- [Selected text]
This underscores a fascinating central motif in Iranian architecture—the juxtaposition of "inside" and "outside." These two concepts are more than architectural themes. They are deeply central to Iranian life, pervading spiritual life and social conduct. The inside, or andaruni , is the most private, intimate area of any architectural space. It is the place where family members are most relaxed and able to behave in the most unguarded manner. The outside, or biruni , is by contrast a public space where social niceties must be observed. Every family creates both kinds of spaces, even if living in a single room. Until the nineteenth century, Iranians did not use chairs. They normally sat cross-legged on the floor, preferably on a carpet with bolsters or pillows. In the twentieth century, furniture became the hallmark of the biruni , and now every family of any standing has a room stuffed with uncomfortable furniture for receiving important visitors. When the guests leave, family members give a sigh of relief and go to the andaruni where they can relax on the plush carpet.

An Iranian home is one where any room, with the exception of those used for cooking and bodily functions, can be used for any social purpose— eating, sleeping, entertainment, business, or whatever else one can conceive. One spreads a dinner cloth, and it is a dining room. After dinner, the cloth is removed, cotton mattresses are spread, and the room becomes a bedchamber. Contrast this to an American home where each room has specific functions, or is designated the specific territory of a given family member. As a result, Iranian families can live and entertain many guests in much less space than in the West. This is a social necessity, since the members of one's extended family, and even their friends and acquaintances, have an ironclad claim on virtually unlimited hospitality. One must be prepared to entertain many overnight guests at a moment's notice.

- [Activity list]
a) Using the passage on Iranian architecture, explain in one to three sentences why Iranian families can live and entertain many guests in much less space than in the West.
b) Resume the passage on Iranian architecture, picking up after its final sentence about entertaining many overnight guests.
The records have nothing to do with the passage on Iranian architecture.

- [Material provided]
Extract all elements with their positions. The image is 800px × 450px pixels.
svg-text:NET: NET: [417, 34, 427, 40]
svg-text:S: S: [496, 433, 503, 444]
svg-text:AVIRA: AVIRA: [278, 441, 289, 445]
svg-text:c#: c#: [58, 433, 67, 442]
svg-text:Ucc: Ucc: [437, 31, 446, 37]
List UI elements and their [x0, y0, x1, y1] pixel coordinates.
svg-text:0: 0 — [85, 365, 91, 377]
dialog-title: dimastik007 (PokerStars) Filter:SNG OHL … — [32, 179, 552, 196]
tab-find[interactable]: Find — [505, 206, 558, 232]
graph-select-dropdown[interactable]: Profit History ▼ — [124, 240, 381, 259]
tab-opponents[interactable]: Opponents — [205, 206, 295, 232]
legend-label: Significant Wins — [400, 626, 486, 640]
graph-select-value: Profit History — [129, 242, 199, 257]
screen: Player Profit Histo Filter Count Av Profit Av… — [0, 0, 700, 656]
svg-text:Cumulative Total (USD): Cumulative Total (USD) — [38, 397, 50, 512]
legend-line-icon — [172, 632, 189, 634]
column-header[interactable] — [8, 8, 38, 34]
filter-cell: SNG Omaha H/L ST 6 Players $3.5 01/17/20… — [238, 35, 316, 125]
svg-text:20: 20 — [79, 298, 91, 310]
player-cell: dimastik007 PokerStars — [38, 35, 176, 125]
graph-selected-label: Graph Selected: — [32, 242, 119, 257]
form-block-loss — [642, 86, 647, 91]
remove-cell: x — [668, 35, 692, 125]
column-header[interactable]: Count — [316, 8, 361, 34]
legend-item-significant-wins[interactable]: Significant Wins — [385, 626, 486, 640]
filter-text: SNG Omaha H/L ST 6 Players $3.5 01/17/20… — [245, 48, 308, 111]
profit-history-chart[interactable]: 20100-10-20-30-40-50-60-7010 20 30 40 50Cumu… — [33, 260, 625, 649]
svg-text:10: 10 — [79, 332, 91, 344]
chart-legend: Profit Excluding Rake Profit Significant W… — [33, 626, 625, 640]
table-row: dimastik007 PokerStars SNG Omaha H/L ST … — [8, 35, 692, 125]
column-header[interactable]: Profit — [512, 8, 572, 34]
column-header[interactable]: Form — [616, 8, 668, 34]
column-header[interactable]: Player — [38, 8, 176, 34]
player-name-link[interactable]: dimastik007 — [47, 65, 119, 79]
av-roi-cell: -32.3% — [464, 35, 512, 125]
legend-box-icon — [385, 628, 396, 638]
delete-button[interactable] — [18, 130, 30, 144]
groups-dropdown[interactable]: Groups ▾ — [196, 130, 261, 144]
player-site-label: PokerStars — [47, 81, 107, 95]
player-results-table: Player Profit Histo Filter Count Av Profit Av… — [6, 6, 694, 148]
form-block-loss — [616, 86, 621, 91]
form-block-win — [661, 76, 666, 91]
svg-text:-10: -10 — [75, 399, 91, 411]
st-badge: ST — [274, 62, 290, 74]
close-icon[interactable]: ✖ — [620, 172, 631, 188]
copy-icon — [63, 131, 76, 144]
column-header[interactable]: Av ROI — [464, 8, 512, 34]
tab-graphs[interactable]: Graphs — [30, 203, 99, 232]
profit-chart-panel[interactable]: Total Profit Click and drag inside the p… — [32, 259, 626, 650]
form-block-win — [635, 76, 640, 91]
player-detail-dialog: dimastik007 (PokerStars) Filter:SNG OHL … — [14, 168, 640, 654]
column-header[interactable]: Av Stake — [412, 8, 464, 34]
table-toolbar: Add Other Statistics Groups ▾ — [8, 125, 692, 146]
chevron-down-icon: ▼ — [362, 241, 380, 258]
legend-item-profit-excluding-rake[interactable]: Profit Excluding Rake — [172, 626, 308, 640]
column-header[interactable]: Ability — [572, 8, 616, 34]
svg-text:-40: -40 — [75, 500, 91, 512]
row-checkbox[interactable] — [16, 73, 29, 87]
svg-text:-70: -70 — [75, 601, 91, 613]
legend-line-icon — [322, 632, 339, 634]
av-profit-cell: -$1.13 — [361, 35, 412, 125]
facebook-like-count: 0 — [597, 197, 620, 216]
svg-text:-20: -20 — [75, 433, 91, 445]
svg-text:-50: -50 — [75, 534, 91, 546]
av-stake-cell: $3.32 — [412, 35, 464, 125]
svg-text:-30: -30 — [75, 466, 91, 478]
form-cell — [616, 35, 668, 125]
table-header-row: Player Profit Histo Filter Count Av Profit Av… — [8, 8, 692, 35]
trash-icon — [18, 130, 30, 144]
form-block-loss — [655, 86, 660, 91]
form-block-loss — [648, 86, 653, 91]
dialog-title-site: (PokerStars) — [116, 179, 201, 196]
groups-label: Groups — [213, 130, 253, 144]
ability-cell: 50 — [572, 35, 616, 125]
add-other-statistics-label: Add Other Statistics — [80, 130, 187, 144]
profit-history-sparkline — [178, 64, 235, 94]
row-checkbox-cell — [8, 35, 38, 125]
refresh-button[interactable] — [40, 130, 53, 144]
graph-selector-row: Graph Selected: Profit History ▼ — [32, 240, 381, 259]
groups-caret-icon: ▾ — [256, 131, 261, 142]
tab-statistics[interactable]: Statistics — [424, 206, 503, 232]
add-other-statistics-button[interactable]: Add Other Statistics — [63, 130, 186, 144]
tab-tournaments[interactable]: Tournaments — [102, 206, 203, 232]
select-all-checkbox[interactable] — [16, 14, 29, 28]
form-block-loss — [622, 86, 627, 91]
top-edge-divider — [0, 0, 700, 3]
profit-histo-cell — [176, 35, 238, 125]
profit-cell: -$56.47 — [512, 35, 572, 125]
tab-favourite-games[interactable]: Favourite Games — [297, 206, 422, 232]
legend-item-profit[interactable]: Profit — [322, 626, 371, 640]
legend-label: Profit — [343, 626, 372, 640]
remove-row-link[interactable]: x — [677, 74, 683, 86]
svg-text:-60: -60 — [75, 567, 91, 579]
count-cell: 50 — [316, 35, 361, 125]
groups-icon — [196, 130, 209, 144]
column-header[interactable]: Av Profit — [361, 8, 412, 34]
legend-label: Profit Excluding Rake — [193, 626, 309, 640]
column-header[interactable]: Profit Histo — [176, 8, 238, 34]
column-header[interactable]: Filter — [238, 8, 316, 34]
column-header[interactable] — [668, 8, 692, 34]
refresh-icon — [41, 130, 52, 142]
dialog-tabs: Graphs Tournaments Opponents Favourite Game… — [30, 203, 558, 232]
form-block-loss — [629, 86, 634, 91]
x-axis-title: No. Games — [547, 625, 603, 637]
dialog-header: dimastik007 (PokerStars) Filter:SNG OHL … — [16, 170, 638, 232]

- [Results by task]
a) In an Iranian home, any room except those used for cooking and bodily functions can serve any social purpose. A room becomes a dining room when a dinner cloth is spread, and a bedchamber when the cloth is removed and cotton mattresses are laid out. This contrasts with an American home, where each room has specific functions or belongs to a particular family member.

b)
In addition to intimacy, the notion of the andaruni pertains to modesty for women. This is a consideration in all public arrangement of space, especially since the advent of the Islamic Republic. Some zealots will not allow men to sit on a spot that is still warm from a woman's presence. By contrast, public space occupied by persons of the same sex can be very close and intimate with no hint of eroticism or immodesty.

The historical Iranian city is constructed around the commercial center—the bazaar. Architect Nader Ardalan has likened the city to the human body. The bazaar is the spine of the city. Emanating from it are all the institutions needed by the urban population. At the top of the bazaar sits the "head" of this body—the great congregational mosque where all citizens gather on Friday for common prayers and perhaps a sermon. The bazaar is divided into sections inhabited by the various trade guilds. Thus all the carpenters are in one section, the goldsmiths in another, and the shoemakers in yet another.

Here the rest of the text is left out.